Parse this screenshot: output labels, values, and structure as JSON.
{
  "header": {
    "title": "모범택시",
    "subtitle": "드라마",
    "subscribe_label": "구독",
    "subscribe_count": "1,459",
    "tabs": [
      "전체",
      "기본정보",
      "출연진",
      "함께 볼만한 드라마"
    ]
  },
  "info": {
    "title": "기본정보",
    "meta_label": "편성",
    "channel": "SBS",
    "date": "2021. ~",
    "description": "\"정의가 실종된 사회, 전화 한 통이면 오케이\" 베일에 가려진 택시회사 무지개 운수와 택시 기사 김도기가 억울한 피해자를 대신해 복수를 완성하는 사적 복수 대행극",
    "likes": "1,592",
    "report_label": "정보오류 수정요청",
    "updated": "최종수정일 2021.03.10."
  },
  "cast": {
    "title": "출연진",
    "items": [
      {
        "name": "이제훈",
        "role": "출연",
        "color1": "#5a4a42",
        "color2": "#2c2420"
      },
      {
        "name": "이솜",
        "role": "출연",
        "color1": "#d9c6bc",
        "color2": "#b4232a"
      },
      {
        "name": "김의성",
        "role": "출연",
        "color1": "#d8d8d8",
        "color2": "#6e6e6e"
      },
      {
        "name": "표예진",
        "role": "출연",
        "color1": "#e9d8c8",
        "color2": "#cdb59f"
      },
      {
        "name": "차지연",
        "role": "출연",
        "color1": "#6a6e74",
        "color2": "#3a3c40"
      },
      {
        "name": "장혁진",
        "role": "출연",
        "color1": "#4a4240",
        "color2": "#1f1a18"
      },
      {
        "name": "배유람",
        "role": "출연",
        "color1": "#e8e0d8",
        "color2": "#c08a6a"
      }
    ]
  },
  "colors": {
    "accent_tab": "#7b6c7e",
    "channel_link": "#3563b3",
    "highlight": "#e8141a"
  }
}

= = = =

WHAT THE TASK ASKS: Write out every record verbatim.

THE ANSWER:
Parse this screenshot: output labels, values, and structure as JSON.
{
  "header": {
    "title": "모범택시",
    "subtitle": "드라마",
    "subscribe_label": "구독",
    "subscribe_count": "1,459",
    "tabs": [
      "전체",
      "기본정보",
      "출연진",
      "함께 볼만한 드라마"
    ]
  },
  "info": {
    "title": "기본정보",
    "meta_label": "편성",
    "channel": "SBS",
    "date": "2021. ~",
    "description": "\"정의가 실종된 사회, 전화 한 통이면 오케이\" 베일에 가려진 택시회사 무지개 운수와 택시 기사 김도기가 억울한 피해자를 대신해 복수를 완성하는 사적 복수 대행극",
    "likes": "1,592",
    "report_label": "정보오류 수정요청",
    "updated": "최종수정일 2021.03.10."
  },
  "cast": {
    "title": "출연진",
    "items": [
      {
        "name": "이제훈",
        "role": "출연",
        "color1": "#5a4a42",
        "color2": "#2c2420"
      },
      {
        "name": "이솜",
        "role": "출연",
        "color1": "#d9c6bc",
        "color2": "#b4232a"
      },
      {
        "name": "김의성",
        "role": "출연",
        "color1": "#d8d8d8",
        "color2": "#6e6e6e"
      },
      {
        "name": "표예진",
        "role": "출연",
        "color1": "#e9d8c8",
        "color2": "#cdb59f"
      },
      {
        "name": "차지연",
        "role": "출연",
        "color1": "#6a6e74",
        "color2": "#3a3c40"
      },
      {
        "name": "장혁진",
        "role": "출연",
        "color1": "#4a4240",
        "color2": "#1f1a18"
      },
      {
        "name": "배유람",
        "role": "출연",
        "color1": "#e8e0d8",
        "color2": "#c08a6a"
      }
    ]
  },
  "colors": {
    "accent_tab": "#7b6c7e",
    "channel_link": "#3563b3",
    "highlight": "#e8141a"
  }
}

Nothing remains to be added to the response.